#### EXERCISE INPUT
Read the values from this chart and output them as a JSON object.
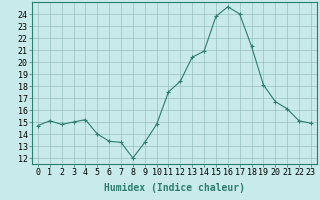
{
  "x": [
    0,
    1,
    2,
    3,
    4,
    5,
    6,
    7,
    8,
    9,
    10,
    11,
    12,
    13,
    14,
    15,
    16,
    17,
    18,
    19,
    20,
    21,
    22,
    23
  ],
  "y": [
    14.7,
    15.1,
    14.8,
    15.0,
    15.2,
    14.0,
    13.4,
    13.3,
    12.0,
    13.3,
    14.8,
    17.5,
    18.4,
    20.4,
    20.9,
    23.8,
    24.6,
    24.0,
    21.3,
    18.1,
    16.7,
    16.1,
    15.1,
    14.9
  ],
  "line_color": "#2d7d6e",
  "marker": "+",
  "marker_size": 3,
  "background_color": "#c8eaea",
  "grid_color": "#9abfbf",
  "xlabel": "Humidex (Indice chaleur)",
  "ylabel_ticks": [
    12,
    13,
    14,
    15,
    16,
    17,
    18,
    19,
    20,
    21,
    22,
    23,
    24
  ],
  "ylim": [
    11.5,
    25.0
  ],
  "xlim": [
    -0.5,
    23.5
  ],
  "label_fontsize": 7,
  "tick_fontsize": 6
}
########
* _WHAT TO PRODUCE_:
Every line above should be repeated exactly; pictures stay out of the copy.

* _THE OUTPUT_:
Read the values from this chart and output them as a JSON object.
{
  "x": [
    0,
    1,
    2,
    3,
    4,
    5,
    6,
    7,
    8,
    9,
    10,
    11,
    12,
    13,
    14,
    15,
    16,
    17,
    18,
    19,
    20,
    21,
    22,
    23
  ],
  "y": [
    14.7,
    15.1,
    14.8,
    15.0,
    15.2,
    14.0,
    13.4,
    13.3,
    12.0,
    13.3,
    14.8,
    17.5,
    18.4,
    20.4,
    20.9,
    23.8,
    24.6,
    24.0,
    21.3,
    18.1,
    16.7,
    16.1,
    15.1,
    14.9
  ],
  "line_color": "#2d7d6e",
  "marker": "+",
  "marker_size": 3,
  "background_color": "#c8eaea",
  "grid_color": "#9abfbf",
  "xlabel": "Humidex (Indice chaleur)",
  "ylabel_ticks": [
    12,
    13,
    14,
    15,
    16,
    17,
    18,
    19,
    20,
    21,
    22,
    23,
    24
  ],
  "ylim": [
    11.5,
    25.0
  ],
  "xlim": [
    -0.5,
    23.5
  ],
  "label_fontsize": 7,
  "tick_fontsize": 6
}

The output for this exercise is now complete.